> **Problem to solve**
Gather every line in the records below that contains the word "text".

> **Data to use**
* START *

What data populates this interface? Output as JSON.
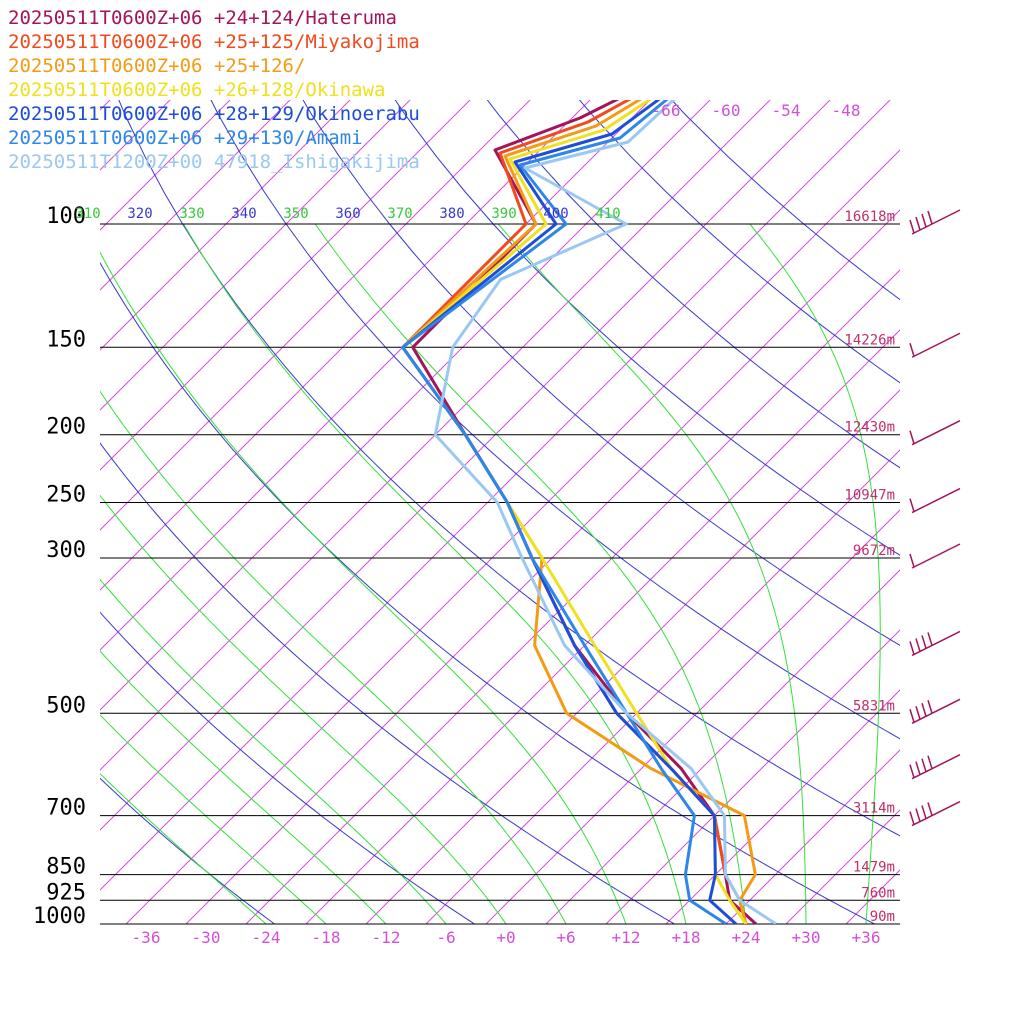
{
  "chart_data": {
    "type": "line",
    "title": "",
    "xlabel": "",
    "ylabel": "",
    "pressure_axis": {
      "levels": [
        100,
        150,
        200,
        250,
        300,
        500,
        700,
        850,
        925,
        1000
      ],
      "heights": [
        "16618m",
        "14226m",
        "12430m",
        "10947m",
        "9672m",
        "5831m",
        "3114m",
        "1479m",
        "760m",
        "90m"
      ]
    },
    "temperature_ticks": [
      "-36",
      "-30",
      "-24",
      "-18",
      "-12",
      "-6",
      "+0",
      "+6",
      "+12",
      "+18",
      "+24",
      "+30",
      "+36"
    ],
    "temperature_tick_values": [
      -36,
      -30,
      -24,
      -18,
      -12,
      -6,
      0,
      6,
      12,
      18,
      24,
      30,
      36
    ],
    "theta_labels": [
      {
        "text": "310",
        "value": 310,
        "color": "#35c83a"
      },
      {
        "text": "320",
        "value": 320,
        "color": "#3838d0"
      },
      {
        "text": "330",
        "value": 330,
        "color": "#35c83a"
      },
      {
        "text": "340",
        "value": 340,
        "color": "#3838d0"
      },
      {
        "text": "350",
        "value": 350,
        "color": "#35c83a"
      },
      {
        "text": "360",
        "value": 360,
        "color": "#3838d0"
      },
      {
        "text": "370",
        "value": 370,
        "color": "#35c83a"
      },
      {
        "text": "380",
        "value": 380,
        "color": "#3838d0"
      },
      {
        "text": "390",
        "value": 390,
        "color": "#35c83a"
      },
      {
        "text": "400",
        "value": 400,
        "color": "#3838d0"
      },
      {
        "text": "410",
        "value": 410,
        "color": "#35c83a"
      }
    ],
    "top_temperature_labels": [
      "-66",
      "-60",
      "-54",
      "-48"
    ],
    "series": [
      {
        "name": "20250511T0600Z+06 +24+124/Hateruma",
        "color": "#a3145a",
        "p": [
          100,
          150,
          200,
          250,
          300,
          400,
          500,
          600,
          700,
          850,
          925,
          1000
        ],
        "t": [
          -67,
          -67,
          -53,
          -42,
          -34,
          -21,
          -9,
          2,
          10,
          17,
          20,
          25
        ]
      },
      {
        "name": "20250511T0600Z+06 +25+125/Miyakojima",
        "color": "#f04a1e",
        "p": [
          100,
          150,
          200,
          250,
          300,
          400,
          500,
          600,
          700,
          850,
          925,
          1000
        ],
        "t": [
          -68,
          -68,
          -53,
          -42,
          -34,
          -21,
          -10,
          1,
          10,
          17,
          21,
          24
        ]
      },
      {
        "name": "20250511T0600Z+06 +25+126/",
        "color": "#f59a14",
        "p": [
          100,
          150,
          200,
          250,
          300,
          400,
          500,
          600,
          700,
          850,
          925,
          1000
        ],
        "t": [
          -67,
          -68,
          -53,
          -42,
          -33,
          -25,
          -15,
          -1,
          13,
          20,
          21,
          24
        ]
      },
      {
        "name": "20250511T0600Z+06 +26+128/Okinawa",
        "color": "#f0e01e",
        "p": [
          100,
          150,
          200,
          250,
          300,
          400,
          500,
          600,
          700,
          850,
          925,
          1000
        ],
        "t": [
          -66,
          -68,
          -53,
          -42,
          -33,
          -19,
          -8,
          1,
          10,
          16,
          20,
          24
        ]
      },
      {
        "name": "20250511T0600Z+06 +28+129/Okinoerabu",
        "color": "#1e4ed8",
        "p": [
          100,
          150,
          200,
          250,
          300,
          400,
          500,
          600,
          700,
          850,
          925,
          1000
        ],
        "t": [
          -65,
          -68,
          -53,
          -42,
          -34,
          -21,
          -10,
          1,
          10,
          16,
          18,
          23
        ]
      },
      {
        "name": "20250511T0600Z+06 +29+130/Amami",
        "color": "#2e86e8",
        "p": [
          100,
          150,
          200,
          250,
          300,
          400,
          500,
          600,
          700,
          850,
          925,
          1000
        ],
        "t": [
          -64,
          -68,
          -53,
          -42,
          -34,
          -20,
          -9,
          0,
          8,
          13,
          16,
          22
        ]
      },
      {
        "name": "20250511T1200Z+00 47918_Ishigakijima",
        "color": "#9ac8f2",
        "p": [
          100,
          120,
          150,
          200,
          250,
          300,
          400,
          500,
          600,
          700,
          850,
          925,
          1000
        ],
        "t": [
          -58,
          -65,
          -63,
          -56,
          -43,
          -35,
          -22,
          -9,
          3,
          11,
          17,
          21,
          27
        ]
      }
    ],
    "wind_barbs": {
      "color": "#a3145a",
      "pressures": [
        100,
        150,
        200,
        250,
        300,
        400,
        500,
        600,
        700
      ]
    },
    "grid": true
  }
}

* END *

> **Final result**
        "text": "310",
        "text": "320",
        "text": "330",
        "text": "340",
        "text": "350",
        "text": "360",
        "text": "370",
        "text": "380",
        "text": "390",
        "text": "400",
        "text": "410",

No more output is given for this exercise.